■ **Written task**: Render as a JSON list of strings, one string per line, starting with the line containing "Give bounding boxes" and going on through the line containing "os-column-header: OS <box>5 162 35 178</box>", both included, with blank lines left out.

Element and region listings
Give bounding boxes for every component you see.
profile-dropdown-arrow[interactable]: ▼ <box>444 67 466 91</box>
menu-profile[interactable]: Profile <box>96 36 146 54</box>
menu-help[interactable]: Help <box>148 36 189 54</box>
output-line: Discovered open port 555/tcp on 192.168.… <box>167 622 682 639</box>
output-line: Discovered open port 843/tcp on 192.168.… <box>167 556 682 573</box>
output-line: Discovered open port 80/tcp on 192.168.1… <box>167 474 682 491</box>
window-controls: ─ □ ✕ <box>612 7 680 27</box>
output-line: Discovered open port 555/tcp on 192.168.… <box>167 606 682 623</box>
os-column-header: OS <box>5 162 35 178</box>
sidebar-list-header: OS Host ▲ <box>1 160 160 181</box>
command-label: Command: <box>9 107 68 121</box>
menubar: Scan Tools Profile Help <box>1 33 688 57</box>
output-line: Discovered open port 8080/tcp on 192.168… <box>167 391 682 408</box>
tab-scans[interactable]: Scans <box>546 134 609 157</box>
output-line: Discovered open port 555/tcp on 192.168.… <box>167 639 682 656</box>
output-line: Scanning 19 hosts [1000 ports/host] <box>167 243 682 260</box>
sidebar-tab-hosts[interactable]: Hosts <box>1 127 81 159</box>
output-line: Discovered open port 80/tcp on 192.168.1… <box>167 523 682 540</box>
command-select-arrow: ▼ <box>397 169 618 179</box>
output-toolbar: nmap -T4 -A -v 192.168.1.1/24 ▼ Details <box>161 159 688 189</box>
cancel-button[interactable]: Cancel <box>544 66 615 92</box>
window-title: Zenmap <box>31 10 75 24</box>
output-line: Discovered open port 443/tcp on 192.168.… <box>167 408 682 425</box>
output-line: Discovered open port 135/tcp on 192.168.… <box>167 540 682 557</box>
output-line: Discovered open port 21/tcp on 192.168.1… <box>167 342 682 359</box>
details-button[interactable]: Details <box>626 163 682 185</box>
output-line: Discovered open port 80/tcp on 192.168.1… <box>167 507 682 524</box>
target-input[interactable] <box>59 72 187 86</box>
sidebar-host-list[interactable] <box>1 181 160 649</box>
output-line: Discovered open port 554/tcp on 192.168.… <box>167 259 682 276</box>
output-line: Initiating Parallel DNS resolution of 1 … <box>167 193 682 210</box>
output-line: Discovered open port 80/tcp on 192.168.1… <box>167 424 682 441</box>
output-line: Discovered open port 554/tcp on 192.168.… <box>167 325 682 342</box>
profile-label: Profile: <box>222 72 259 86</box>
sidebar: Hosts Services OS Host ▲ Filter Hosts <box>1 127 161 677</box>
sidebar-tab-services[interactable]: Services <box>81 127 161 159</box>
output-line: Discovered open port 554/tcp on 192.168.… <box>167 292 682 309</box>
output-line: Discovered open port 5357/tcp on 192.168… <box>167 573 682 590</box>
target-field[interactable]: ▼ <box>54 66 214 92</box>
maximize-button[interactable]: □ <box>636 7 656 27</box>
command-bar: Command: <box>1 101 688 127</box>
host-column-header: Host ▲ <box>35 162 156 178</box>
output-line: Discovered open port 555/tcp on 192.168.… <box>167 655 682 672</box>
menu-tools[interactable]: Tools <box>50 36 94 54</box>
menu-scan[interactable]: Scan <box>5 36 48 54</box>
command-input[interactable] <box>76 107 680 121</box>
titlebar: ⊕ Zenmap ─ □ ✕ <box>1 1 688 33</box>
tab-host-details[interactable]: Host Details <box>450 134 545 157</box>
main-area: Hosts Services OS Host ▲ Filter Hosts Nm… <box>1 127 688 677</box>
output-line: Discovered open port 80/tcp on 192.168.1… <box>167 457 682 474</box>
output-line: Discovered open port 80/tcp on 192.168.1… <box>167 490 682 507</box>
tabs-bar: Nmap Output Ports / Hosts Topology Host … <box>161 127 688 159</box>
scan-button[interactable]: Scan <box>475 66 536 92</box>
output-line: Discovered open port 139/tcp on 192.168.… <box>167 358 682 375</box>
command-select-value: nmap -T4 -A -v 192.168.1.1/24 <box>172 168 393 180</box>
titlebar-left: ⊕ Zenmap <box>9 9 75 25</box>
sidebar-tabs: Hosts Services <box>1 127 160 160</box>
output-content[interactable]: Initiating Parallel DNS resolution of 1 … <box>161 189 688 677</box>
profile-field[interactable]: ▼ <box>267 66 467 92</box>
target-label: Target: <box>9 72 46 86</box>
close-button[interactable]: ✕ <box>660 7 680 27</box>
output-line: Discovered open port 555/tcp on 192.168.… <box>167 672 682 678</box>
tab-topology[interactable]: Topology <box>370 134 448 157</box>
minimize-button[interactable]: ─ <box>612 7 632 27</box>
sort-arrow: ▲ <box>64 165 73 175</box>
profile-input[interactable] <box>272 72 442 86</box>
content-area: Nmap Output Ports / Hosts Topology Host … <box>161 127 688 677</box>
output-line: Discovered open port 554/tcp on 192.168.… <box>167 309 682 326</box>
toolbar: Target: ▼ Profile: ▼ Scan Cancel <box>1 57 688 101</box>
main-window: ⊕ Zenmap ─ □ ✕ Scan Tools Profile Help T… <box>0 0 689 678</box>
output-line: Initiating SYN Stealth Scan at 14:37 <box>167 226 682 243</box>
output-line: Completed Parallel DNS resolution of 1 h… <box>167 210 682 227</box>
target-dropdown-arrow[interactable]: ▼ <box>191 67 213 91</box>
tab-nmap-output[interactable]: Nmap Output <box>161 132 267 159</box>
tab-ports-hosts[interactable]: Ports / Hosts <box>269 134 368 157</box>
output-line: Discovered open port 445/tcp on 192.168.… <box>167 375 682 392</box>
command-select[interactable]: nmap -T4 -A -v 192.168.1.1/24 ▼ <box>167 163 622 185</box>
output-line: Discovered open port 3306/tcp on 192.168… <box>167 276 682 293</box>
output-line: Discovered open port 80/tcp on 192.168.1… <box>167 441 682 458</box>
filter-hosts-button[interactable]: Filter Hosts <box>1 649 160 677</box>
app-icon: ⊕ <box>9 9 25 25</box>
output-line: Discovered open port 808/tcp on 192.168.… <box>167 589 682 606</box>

--

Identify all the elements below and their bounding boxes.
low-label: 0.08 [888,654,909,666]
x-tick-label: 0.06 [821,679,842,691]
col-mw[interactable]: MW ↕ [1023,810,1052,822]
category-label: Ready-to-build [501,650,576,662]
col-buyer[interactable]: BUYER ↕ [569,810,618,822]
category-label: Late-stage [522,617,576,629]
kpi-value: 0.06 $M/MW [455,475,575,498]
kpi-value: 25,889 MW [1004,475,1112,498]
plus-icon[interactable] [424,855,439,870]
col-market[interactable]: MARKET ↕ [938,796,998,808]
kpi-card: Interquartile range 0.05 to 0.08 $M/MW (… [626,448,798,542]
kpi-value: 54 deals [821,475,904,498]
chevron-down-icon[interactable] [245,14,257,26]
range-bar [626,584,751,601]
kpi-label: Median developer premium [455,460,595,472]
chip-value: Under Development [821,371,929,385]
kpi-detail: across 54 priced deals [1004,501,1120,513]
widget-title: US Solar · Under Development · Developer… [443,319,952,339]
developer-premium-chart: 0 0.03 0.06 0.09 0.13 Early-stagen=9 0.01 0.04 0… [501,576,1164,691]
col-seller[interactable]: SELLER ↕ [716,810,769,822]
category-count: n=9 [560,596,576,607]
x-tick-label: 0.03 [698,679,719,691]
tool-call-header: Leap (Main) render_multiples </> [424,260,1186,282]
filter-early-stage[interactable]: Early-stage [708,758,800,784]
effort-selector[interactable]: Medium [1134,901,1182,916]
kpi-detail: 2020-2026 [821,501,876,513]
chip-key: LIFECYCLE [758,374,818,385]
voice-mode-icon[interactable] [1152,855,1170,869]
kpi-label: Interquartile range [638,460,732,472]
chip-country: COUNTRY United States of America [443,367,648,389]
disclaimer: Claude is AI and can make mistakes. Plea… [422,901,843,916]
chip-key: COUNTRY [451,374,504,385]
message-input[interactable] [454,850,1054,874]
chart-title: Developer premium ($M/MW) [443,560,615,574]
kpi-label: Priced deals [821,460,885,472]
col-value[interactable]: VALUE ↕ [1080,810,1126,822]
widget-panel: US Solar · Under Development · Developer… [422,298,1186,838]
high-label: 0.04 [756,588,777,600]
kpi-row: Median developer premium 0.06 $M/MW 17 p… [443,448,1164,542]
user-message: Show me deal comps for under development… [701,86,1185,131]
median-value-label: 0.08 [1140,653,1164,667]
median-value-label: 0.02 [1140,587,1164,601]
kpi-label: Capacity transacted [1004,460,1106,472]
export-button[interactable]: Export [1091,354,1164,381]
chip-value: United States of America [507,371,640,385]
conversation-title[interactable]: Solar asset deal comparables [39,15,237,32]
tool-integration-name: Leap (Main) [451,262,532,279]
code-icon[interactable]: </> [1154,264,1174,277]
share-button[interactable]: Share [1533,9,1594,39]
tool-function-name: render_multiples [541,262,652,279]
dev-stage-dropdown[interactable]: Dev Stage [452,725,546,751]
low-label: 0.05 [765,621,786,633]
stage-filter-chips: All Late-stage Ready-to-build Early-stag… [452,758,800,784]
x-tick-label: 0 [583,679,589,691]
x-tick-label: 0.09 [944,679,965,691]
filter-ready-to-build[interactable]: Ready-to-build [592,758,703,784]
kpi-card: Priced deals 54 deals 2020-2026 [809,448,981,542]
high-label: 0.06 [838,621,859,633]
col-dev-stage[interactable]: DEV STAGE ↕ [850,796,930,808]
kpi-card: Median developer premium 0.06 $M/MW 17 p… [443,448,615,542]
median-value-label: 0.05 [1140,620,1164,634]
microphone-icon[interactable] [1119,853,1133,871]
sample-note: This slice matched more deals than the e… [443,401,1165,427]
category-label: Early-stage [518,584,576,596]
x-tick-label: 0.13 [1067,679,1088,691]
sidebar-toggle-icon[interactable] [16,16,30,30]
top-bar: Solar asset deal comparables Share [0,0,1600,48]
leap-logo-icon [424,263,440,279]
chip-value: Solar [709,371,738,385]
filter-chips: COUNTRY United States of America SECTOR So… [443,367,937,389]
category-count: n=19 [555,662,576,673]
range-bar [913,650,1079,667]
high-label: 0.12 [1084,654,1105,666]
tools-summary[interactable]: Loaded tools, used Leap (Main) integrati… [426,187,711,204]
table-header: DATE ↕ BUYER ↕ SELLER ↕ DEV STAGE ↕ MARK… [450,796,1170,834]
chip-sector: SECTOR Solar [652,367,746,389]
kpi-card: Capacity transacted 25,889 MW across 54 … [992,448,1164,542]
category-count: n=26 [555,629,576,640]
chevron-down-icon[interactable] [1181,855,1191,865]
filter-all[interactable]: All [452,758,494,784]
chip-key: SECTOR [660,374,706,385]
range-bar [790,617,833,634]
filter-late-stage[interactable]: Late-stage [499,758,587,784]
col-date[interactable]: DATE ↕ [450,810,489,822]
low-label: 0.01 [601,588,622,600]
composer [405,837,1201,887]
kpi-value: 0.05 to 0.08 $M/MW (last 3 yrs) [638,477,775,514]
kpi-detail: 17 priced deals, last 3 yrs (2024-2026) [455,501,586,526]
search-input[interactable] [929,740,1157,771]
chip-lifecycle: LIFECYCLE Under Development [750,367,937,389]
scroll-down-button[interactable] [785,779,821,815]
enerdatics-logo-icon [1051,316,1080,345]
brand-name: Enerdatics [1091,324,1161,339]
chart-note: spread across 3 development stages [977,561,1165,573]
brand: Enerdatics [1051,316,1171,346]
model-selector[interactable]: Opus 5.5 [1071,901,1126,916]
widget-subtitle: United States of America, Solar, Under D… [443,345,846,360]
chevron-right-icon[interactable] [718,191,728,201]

■ **Exercise answer**:
[
  "Give bounding boxes for every component you see.",
  "profile-dropdown-arrow[interactable]: ▼ <box>444 67 466 91</box>",
  "menu-profile[interactable]: Profile <box>96 36 146 54</box>",
  "menu-help[interactable]: Help <box>148 36 189 54</box>",
  "output-line: Discovered open port 555/tcp on 192.168.… <box>167 622 682 639</box>",
  "output-line: Discovered open port 843/tcp on 192.168.… <box>167 556 682 573</box>",
  "output-line: Discovered open port 80/tcp on 192.168.1… <box>167 474 682 491</box>",
  "window-controls: ─ □ ✕ <box>612 7 680 27</box>",
  "output-line: Discovered open port 555/tcp on 192.168.… <box>167 606 682 623</box>",
  "os-column-header: OS <box>5 162 35 178</box>"
]